>> START Records for processing
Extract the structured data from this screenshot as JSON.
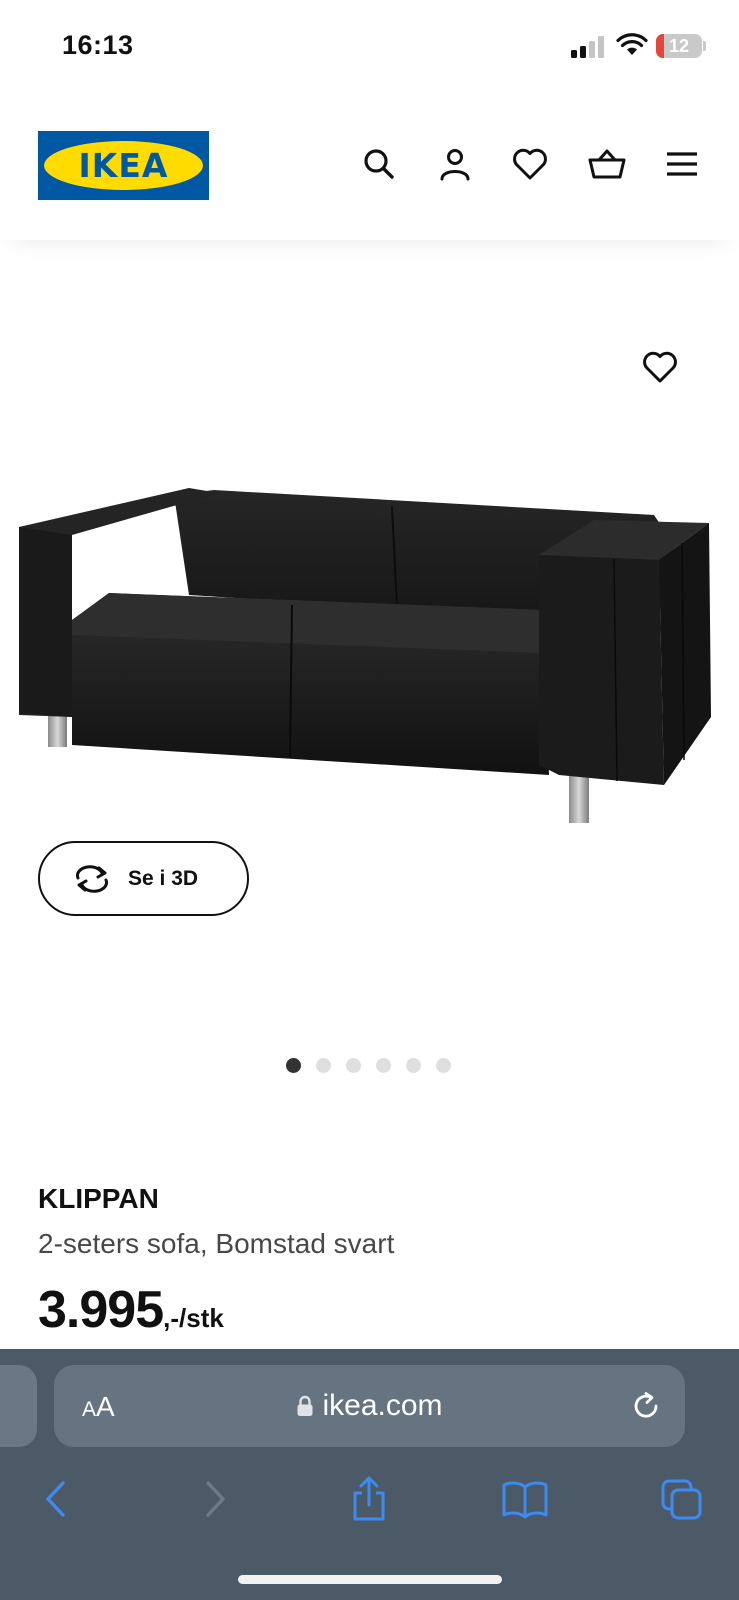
{
  "status_bar": {
    "time": "16:13",
    "battery_level": "12",
    "battery_color": "#e5463c"
  },
  "header": {
    "logo_text": "IKEA",
    "logo_colors": {
      "blue": "#0058a3",
      "yellow": "#ffdb00"
    },
    "icons": [
      "search-icon",
      "account-icon",
      "heart-icon",
      "basket-icon",
      "menu-icon"
    ]
  },
  "gallery": {
    "favourite_icon": "heart-outline-icon",
    "view_3d_label": "Se i 3D",
    "dots_total": 6,
    "dots_active": 1
  },
  "product": {
    "name": "KLIPPAN",
    "description": "2-seters sofa, Bomstad svart",
    "price_main": "3.995",
    "price_suffix": ",-/stk"
  },
  "browser": {
    "aa_label_small": "A",
    "aa_label_large": "A",
    "url": "ikea.com",
    "toolbar": [
      "back-icon",
      "forward-icon",
      "share-icon",
      "bookmarks-icon",
      "tabs-icon"
    ],
    "accent_color": "#3d8bf0"
  }
}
>> END Records for processing
__Goal__
Without the pictures, return all the records precisely as they stand.

__Result for this exercise__
Extract the structured data from this screenshot as JSON.
{
  "status_bar": {
    "time": "16:13",
    "battery_level": "12",
    "battery_color": "#e5463c"
  },
  "header": {
    "logo_text": "IKEA",
    "logo_colors": {
      "blue": "#0058a3",
      "yellow": "#ffdb00"
    },
    "icons": [
      "search-icon",
      "account-icon",
      "heart-icon",
      "basket-icon",
      "menu-icon"
    ]
  },
  "gallery": {
    "favourite_icon": "heart-outline-icon",
    "view_3d_label": "Se i 3D",
    "dots_total": 6,
    "dots_active": 1
  },
  "product": {
    "name": "KLIPPAN",
    "description": "2-seters sofa, Bomstad svart",
    "price_main": "3.995",
    "price_suffix": ",-/stk"
  },
  "browser": {
    "aa_label_small": "A",
    "aa_label_large": "A",
    "url": "ikea.com",
    "toolbar": [
      "back-icon",
      "forward-icon",
      "share-icon",
      "bookmarks-icon",
      "tabs-icon"
    ],
    "accent_color": "#3d8bf0"
  }
}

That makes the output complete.